• **What needs to be done**: Give all of the lines again, with nothing added or dropped.

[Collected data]
▬▬▬

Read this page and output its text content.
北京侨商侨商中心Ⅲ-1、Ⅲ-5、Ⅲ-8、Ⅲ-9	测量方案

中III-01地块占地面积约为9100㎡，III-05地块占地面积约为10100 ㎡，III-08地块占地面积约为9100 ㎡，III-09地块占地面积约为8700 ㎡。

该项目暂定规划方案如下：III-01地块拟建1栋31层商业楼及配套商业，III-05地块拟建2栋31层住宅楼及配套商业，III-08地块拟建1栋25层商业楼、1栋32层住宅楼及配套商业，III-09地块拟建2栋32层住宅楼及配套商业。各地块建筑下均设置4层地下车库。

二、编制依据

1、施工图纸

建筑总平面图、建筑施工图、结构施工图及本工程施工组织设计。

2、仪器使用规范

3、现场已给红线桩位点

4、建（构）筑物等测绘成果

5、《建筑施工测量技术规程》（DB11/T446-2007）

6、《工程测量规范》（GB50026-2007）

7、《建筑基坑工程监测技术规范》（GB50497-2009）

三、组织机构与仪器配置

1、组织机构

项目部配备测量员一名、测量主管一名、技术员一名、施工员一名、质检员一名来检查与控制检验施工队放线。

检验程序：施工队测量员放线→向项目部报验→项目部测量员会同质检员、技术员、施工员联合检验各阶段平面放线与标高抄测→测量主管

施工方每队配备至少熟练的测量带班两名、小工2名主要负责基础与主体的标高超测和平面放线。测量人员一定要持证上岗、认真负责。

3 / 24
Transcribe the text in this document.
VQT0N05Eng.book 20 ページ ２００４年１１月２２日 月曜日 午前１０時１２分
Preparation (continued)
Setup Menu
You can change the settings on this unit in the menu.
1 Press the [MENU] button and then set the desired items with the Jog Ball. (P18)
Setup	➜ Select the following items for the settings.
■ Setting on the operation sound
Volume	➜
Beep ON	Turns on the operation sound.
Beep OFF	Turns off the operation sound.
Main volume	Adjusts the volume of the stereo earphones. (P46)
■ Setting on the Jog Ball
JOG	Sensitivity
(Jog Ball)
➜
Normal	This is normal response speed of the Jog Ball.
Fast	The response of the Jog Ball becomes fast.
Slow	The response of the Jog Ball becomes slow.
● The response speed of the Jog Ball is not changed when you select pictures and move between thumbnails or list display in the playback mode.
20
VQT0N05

▬▬▬

• **Response**:
Read this page and output its text content.
北京侨商侨商中心Ⅲ-1、Ⅲ-5、Ⅲ-8、Ⅲ-9	测量方案

中III-01地块占地面积约为9100㎡，III-05地块占地面积约为10100 ㎡，III-08地块占地面积约为9100 ㎡，III-09地块占地面积约为8700 ㎡。

该项目暂定规划方案如下：III-01地块拟建1栋31层商业楼及配套商业，III-05地块拟建2栋31层住宅楼及配套商业，III-08地块拟建1栋25层商业楼、1栋32层住宅楼及配套商业，III-09地块拟建2栋32层住宅楼及配套商业。各地块建筑下均设置4层地下车库。

二、编制依据

1、施工图纸

建筑总平面图、建筑施工图、结构施工图及本工程施工组织设计。

2、仪器使用规范

3、现场已给红线桩位点

4、建（构）筑物等测绘成果

5、《建筑施工测量技术规程》（DB11/T446-2007）

6、《工程测量规范》（GB50026-2007）

7、《建筑基坑工程监测技术规范》（GB50497-2009）

三、组织机构与仪器配置

1、组织机构

项目部配备测量员一名、测量主管一名、技术员一名、施工员一名、质检员一名来检查与控制检验施工队放线。

检验程序：施工队测量员放线→向项目部报验→项目部测量员会同质检员、技术员、施工员联合检验各阶段平面放线与标高抄测→测量主管

施工方每队配备至少熟练的测量带班两名、小工2名主要负责基础与主体的标高超测和平面放线。测量人员一定要持证上岗、认真负责。

3 / 24
Transcribe the text in this document.
VQT0N05Eng.book 20 ページ ２００４年１１月２２日 月曜日 午前１０時１２分
Preparation (continued)
Setup Menu
You can change the settings on this unit in the menu.
1 Press the [MENU] button and then set the desired items with the Jog Ball. (P18)
Setup	➜ Select the following items for the settings.
■ Setting on the operation sound
Volume	➜
Beep ON	Turns on the operation sound.
Beep OFF	Turns off the operation sound.
Main volume	Adjusts the volume of the stereo earphones. (P46)
■ Setting on the Jog Ball
JOG	Sensitivity
(Jog Ball)
➜
Normal	This is normal response speed of the Jog Ball.
Fast	The response of the Jog Ball becomes fast.
Slow	The response of the Jog Ball becomes slow.
● The response speed of the Jog Ball is not changed when you select pictures and move between thumbnails or list display in the playback mode.
20
VQT0N05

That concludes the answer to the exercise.